> _Data lines_:
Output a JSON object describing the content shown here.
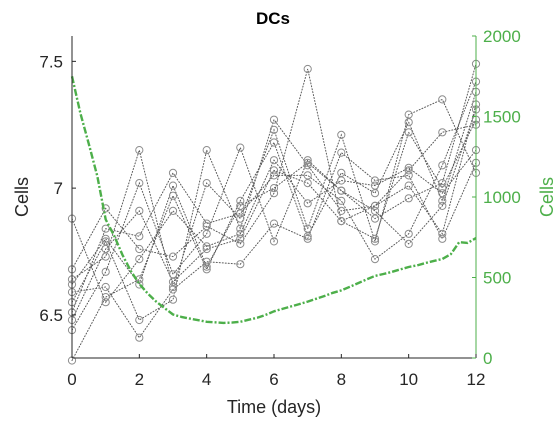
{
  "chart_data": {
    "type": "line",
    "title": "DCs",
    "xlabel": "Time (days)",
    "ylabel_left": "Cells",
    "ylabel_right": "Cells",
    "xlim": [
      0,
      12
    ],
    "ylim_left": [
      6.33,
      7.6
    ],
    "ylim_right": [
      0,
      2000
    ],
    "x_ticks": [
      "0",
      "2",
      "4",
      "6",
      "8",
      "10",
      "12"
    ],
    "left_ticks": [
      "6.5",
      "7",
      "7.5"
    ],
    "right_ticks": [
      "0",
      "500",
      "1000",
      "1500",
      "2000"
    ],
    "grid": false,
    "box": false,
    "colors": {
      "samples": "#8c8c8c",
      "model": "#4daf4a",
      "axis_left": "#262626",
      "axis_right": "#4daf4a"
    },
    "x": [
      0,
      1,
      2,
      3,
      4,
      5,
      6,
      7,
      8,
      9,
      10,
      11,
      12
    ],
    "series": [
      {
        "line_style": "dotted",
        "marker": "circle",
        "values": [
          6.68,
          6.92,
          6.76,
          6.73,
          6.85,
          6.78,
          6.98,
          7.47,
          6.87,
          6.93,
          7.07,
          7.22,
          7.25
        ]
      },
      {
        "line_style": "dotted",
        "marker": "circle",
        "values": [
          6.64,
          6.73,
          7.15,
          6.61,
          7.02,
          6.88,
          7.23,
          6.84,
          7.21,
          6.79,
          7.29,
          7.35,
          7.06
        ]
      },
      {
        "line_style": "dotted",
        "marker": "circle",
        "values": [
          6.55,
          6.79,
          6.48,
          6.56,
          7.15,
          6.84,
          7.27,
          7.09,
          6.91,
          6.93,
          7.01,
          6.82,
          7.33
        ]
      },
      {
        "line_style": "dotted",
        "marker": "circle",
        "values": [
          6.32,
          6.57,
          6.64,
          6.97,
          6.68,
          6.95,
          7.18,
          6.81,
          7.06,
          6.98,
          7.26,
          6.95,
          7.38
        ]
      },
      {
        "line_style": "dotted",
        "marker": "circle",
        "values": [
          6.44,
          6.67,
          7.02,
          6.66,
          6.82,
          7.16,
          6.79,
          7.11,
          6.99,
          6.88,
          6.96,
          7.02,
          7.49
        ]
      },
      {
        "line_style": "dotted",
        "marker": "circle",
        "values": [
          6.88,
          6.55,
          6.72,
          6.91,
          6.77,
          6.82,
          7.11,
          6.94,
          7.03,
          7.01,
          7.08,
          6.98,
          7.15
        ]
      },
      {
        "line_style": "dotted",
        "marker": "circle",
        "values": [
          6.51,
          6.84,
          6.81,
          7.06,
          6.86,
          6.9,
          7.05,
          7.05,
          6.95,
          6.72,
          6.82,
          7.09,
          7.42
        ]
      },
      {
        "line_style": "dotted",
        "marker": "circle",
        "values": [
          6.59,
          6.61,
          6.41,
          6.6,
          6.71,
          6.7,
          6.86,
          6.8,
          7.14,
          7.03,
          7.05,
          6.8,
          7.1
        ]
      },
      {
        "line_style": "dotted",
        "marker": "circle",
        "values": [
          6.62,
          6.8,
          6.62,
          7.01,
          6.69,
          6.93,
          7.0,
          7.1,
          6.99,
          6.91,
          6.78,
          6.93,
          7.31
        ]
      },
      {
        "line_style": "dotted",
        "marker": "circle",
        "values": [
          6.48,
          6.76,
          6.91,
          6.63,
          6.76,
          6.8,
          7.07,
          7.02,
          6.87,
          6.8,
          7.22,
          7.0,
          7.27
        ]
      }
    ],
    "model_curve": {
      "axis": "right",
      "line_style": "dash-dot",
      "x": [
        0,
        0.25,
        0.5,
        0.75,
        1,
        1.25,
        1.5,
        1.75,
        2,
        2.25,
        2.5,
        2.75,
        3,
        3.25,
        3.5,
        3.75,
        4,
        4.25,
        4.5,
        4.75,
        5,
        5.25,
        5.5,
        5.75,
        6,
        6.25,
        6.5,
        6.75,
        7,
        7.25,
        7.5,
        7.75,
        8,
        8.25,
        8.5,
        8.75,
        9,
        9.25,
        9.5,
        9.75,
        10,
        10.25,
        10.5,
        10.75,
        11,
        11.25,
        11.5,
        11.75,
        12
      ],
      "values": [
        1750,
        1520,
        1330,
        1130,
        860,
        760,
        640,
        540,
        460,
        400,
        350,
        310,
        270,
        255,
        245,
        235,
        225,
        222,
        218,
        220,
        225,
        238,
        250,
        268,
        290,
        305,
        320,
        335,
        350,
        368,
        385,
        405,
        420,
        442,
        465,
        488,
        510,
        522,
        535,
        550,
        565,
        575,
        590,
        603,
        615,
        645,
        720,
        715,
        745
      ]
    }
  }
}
==
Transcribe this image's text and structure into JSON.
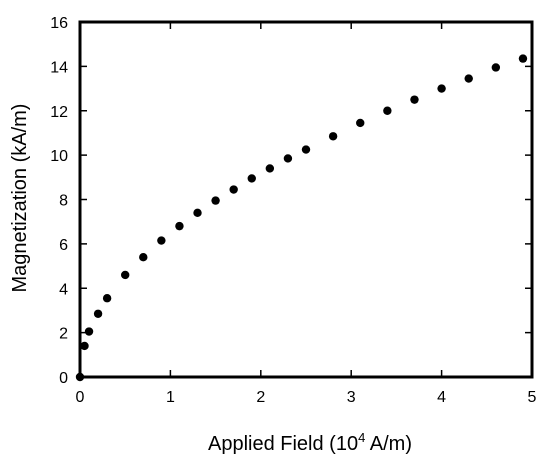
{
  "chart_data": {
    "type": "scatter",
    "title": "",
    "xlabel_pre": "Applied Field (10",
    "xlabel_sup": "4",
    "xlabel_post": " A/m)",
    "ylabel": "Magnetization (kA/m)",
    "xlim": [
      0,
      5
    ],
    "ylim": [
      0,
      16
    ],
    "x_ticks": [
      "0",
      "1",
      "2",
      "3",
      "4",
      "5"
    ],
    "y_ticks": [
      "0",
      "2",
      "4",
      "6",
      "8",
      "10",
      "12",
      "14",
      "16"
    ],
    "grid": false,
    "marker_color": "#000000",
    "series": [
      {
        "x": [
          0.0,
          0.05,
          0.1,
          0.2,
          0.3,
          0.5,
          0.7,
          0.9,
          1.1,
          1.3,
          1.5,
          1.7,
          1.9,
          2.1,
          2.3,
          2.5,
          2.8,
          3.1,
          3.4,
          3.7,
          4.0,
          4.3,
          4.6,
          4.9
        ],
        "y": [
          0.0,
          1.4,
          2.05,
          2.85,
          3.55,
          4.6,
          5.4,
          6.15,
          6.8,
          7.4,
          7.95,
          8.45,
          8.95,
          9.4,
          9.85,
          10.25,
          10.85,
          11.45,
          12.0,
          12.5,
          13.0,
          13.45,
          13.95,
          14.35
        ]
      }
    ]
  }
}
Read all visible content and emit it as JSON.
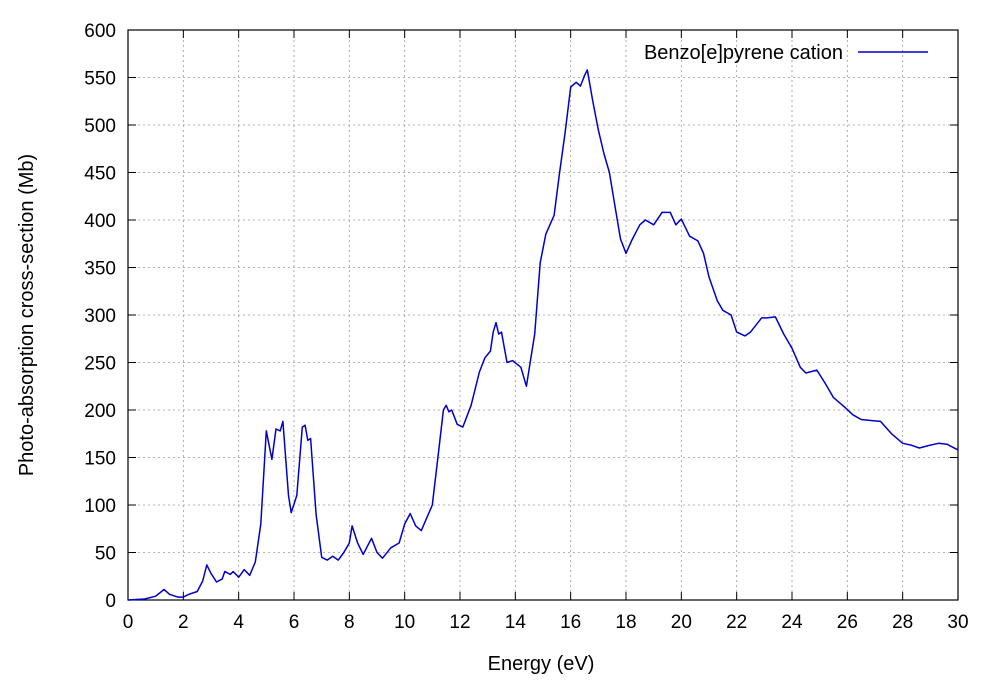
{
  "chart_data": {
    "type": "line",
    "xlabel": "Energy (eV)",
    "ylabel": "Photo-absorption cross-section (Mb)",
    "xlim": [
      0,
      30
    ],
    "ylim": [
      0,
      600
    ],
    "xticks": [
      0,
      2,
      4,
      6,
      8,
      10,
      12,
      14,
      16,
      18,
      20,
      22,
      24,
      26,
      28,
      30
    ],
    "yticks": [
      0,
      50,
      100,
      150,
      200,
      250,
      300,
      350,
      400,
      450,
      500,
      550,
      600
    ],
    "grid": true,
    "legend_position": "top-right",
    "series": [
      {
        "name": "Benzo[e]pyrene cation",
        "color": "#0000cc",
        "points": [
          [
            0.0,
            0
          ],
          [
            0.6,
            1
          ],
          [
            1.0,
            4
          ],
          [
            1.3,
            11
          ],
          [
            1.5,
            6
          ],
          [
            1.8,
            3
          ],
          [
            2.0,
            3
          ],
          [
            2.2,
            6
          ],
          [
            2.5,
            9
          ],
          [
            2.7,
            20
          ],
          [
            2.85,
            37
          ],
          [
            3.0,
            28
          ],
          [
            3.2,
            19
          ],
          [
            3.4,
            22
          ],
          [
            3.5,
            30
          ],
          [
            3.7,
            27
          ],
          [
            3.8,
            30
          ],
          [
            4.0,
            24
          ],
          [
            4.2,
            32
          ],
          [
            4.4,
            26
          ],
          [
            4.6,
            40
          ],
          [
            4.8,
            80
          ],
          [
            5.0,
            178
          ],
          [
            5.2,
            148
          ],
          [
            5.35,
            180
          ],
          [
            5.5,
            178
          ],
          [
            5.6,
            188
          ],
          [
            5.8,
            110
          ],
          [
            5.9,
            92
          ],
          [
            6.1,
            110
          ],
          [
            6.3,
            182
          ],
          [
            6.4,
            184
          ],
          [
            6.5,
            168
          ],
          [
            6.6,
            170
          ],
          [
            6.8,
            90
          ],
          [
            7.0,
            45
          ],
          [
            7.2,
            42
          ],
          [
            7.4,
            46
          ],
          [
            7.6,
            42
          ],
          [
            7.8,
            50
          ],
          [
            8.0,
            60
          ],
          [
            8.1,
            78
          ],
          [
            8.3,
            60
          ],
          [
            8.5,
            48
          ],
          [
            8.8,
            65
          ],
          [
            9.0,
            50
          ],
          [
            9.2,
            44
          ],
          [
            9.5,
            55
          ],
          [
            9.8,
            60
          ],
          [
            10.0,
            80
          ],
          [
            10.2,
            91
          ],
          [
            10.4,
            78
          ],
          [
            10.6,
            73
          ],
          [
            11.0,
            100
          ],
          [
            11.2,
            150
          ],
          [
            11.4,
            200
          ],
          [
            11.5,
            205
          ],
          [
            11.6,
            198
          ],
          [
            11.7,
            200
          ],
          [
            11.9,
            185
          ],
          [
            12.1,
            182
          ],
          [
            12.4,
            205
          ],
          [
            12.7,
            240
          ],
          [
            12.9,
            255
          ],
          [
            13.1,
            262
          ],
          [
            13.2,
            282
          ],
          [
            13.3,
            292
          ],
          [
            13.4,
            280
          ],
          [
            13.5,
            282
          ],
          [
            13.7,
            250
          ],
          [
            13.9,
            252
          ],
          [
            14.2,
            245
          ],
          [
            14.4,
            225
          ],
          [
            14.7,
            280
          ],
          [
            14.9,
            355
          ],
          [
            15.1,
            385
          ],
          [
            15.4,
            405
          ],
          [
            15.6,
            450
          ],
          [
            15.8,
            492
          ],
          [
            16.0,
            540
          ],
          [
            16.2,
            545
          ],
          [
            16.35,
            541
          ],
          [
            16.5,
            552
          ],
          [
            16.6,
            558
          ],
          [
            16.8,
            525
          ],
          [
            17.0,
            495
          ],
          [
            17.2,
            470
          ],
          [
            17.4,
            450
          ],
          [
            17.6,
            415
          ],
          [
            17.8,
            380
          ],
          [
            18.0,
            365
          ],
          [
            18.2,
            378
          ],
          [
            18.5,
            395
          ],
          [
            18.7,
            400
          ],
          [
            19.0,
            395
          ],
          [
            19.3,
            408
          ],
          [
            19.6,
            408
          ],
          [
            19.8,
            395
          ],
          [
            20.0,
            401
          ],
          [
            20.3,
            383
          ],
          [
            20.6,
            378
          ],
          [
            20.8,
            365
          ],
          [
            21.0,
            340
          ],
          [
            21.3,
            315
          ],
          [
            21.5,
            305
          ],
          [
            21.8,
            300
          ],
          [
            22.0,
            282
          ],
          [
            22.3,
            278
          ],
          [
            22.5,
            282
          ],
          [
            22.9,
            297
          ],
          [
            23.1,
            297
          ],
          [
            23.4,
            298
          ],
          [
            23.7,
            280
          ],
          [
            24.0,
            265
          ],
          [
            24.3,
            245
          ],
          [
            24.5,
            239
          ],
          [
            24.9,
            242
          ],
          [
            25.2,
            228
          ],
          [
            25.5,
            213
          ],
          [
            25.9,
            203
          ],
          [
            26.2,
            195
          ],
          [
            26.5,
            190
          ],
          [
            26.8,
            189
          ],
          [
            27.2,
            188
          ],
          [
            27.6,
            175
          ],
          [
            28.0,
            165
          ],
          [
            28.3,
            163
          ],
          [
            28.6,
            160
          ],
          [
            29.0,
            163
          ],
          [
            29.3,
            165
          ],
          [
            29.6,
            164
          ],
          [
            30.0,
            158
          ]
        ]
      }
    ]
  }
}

> _Aim_: Only a number is wanted: how many lines of the data above contain "content"?

> _Output of the task_: 2